Required work >>
The records below are to be repeated in full, exactly as they are.

Records for processing >>
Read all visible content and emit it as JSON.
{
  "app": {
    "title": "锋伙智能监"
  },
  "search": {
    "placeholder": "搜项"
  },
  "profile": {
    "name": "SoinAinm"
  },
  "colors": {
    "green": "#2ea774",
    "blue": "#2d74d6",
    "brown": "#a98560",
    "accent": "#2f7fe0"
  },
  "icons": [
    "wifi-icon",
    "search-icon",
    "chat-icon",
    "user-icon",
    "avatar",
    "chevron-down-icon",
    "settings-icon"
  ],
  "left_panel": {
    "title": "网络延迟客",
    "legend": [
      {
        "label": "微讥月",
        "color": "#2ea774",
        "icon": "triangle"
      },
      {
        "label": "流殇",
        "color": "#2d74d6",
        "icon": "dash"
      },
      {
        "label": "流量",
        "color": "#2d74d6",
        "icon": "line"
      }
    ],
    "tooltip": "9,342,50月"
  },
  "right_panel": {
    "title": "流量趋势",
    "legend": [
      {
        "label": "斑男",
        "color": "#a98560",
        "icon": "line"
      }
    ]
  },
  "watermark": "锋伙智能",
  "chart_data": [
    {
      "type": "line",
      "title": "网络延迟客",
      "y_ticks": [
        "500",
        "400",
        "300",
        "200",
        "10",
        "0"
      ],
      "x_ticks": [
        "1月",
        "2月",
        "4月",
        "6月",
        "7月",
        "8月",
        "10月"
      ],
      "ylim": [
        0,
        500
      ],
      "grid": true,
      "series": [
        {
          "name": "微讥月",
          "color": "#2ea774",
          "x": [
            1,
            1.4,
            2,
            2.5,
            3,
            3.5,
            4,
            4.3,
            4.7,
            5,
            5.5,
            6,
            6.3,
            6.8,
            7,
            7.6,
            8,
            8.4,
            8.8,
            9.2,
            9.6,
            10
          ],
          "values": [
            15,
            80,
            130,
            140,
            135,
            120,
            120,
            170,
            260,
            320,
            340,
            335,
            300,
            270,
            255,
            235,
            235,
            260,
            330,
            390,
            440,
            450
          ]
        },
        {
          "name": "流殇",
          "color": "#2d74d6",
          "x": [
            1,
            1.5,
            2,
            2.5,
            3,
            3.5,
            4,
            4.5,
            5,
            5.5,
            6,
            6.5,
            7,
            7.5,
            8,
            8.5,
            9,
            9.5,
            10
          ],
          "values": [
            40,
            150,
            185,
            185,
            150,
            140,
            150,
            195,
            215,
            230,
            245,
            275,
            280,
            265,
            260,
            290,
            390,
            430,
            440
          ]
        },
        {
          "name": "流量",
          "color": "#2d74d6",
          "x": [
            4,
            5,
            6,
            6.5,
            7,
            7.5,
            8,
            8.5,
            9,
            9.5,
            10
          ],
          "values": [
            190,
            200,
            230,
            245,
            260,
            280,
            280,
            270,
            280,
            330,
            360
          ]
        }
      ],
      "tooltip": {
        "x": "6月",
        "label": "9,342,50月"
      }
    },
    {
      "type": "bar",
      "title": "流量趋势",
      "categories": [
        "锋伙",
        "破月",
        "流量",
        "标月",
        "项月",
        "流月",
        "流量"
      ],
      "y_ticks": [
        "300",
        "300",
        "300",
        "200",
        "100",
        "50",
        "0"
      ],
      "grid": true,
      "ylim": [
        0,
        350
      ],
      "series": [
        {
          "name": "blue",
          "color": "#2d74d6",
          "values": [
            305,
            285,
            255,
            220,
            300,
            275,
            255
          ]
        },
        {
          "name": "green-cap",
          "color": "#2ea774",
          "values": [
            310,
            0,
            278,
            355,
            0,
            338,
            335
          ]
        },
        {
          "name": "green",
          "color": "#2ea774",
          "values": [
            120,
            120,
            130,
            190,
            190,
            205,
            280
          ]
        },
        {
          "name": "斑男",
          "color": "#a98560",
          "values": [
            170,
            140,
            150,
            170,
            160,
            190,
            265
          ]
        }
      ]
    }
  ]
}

Result >>
Read all visible content and emit it as JSON.
{
  "app": {
    "title": "锋伙智能监"
  },
  "search": {
    "placeholder": "搜项"
  },
  "profile": {
    "name": "SoinAinm"
  },
  "colors": {
    "green": "#2ea774",
    "blue": "#2d74d6",
    "brown": "#a98560",
    "accent": "#2f7fe0"
  },
  "icons": [
    "wifi-icon",
    "search-icon",
    "chat-icon",
    "user-icon",
    "avatar",
    "chevron-down-icon",
    "settings-icon"
  ],
  "left_panel": {
    "title": "网络延迟客",
    "legend": [
      {
        "label": "微讥月",
        "color": "#2ea774",
        "icon": "triangle"
      },
      {
        "label": "流殇",
        "color": "#2d74d6",
        "icon": "dash"
      },
      {
        "label": "流量",
        "color": "#2d74d6",
        "icon": "line"
      }
    ],
    "tooltip": "9,342,50月"
  },
  "right_panel": {
    "title": "流量趋势",
    "legend": [
      {
        "label": "斑男",
        "color": "#a98560",
        "icon": "line"
      }
    ]
  },
  "watermark": "锋伙智能",
  "chart_data": [
    {
      "type": "line",
      "title": "网络延迟客",
      "y_ticks": [
        "500",
        "400",
        "300",
        "200",
        "10",
        "0"
      ],
      "x_ticks": [
        "1月",
        "2月",
        "4月",
        "6月",
        "7月",
        "8月",
        "10月"
      ],
      "ylim": [
        0,
        500
      ],
      "grid": true,
      "series": [
        {
          "name": "微讥月",
          "color": "#2ea774",
          "x": [
            1,
            1.4,
            2,
            2.5,
            3,
            3.5,
            4,
            4.3,
            4.7,
            5,
            5.5,
            6,
            6.3,
            6.8,
            7,
            7.6,
            8,
            8.4,
            8.8,
            9.2,
            9.6,
            10
          ],
          "values": [
            15,
            80,
            130,
            140,
            135,
            120,
            120,
            170,
            260,
            320,
            340,
            335,
            300,
            270,
            255,
            235,
            235,
            260,
            330,
            390,
            440,
            450
          ]
        },
        {
          "name": "流殇",
          "color": "#2d74d6",
          "x": [
            1,
            1.5,
            2,
            2.5,
            3,
            3.5,
            4,
            4.5,
            5,
            5.5,
            6,
            6.5,
            7,
            7.5,
            8,
            8.5,
            9,
            9.5,
            10
          ],
          "values": [
            40,
            150,
            185,
            185,
            150,
            140,
            150,
            195,
            215,
            230,
            245,
            275,
            280,
            265,
            260,
            290,
            390,
            430,
            440
          ]
        },
        {
          "name": "流量",
          "color": "#2d74d6",
          "x": [
            4,
            5,
            6,
            6.5,
            7,
            7.5,
            8,
            8.5,
            9,
            9.5,
            10
          ],
          "values": [
            190,
            200,
            230,
            245,
            260,
            280,
            280,
            270,
            280,
            330,
            360
          ]
        }
      ],
      "tooltip": {
        "x": "6月",
        "label": "9,342,50月"
      }
    },
    {
      "type": "bar",
      "title": "流量趋势",
      "categories": [
        "锋伙",
        "破月",
        "流量",
        "标月",
        "项月",
        "流月",
        "流量"
      ],
      "y_ticks": [
        "300",
        "300",
        "300",
        "200",
        "100",
        "50",
        "0"
      ],
      "grid": true,
      "ylim": [
        0,
        350
      ],
      "series": [
        {
          "name": "blue",
          "color": "#2d74d6",
          "values": [
            305,
            285,
            255,
            220,
            300,
            275,
            255
          ]
        },
        {
          "name": "green-cap",
          "color": "#2ea774",
          "values": [
            310,
            0,
            278,
            355,
            0,
            338,
            335
          ]
        },
        {
          "name": "green",
          "color": "#2ea774",
          "values": [
            120,
            120,
            130,
            190,
            190,
            205,
            280
          ]
        },
        {
          "name": "斑男",
          "color": "#a98560",
          "values": [
            170,
            140,
            150,
            170,
            160,
            190,
            265
          ]
        }
      ]
    }
  ]
}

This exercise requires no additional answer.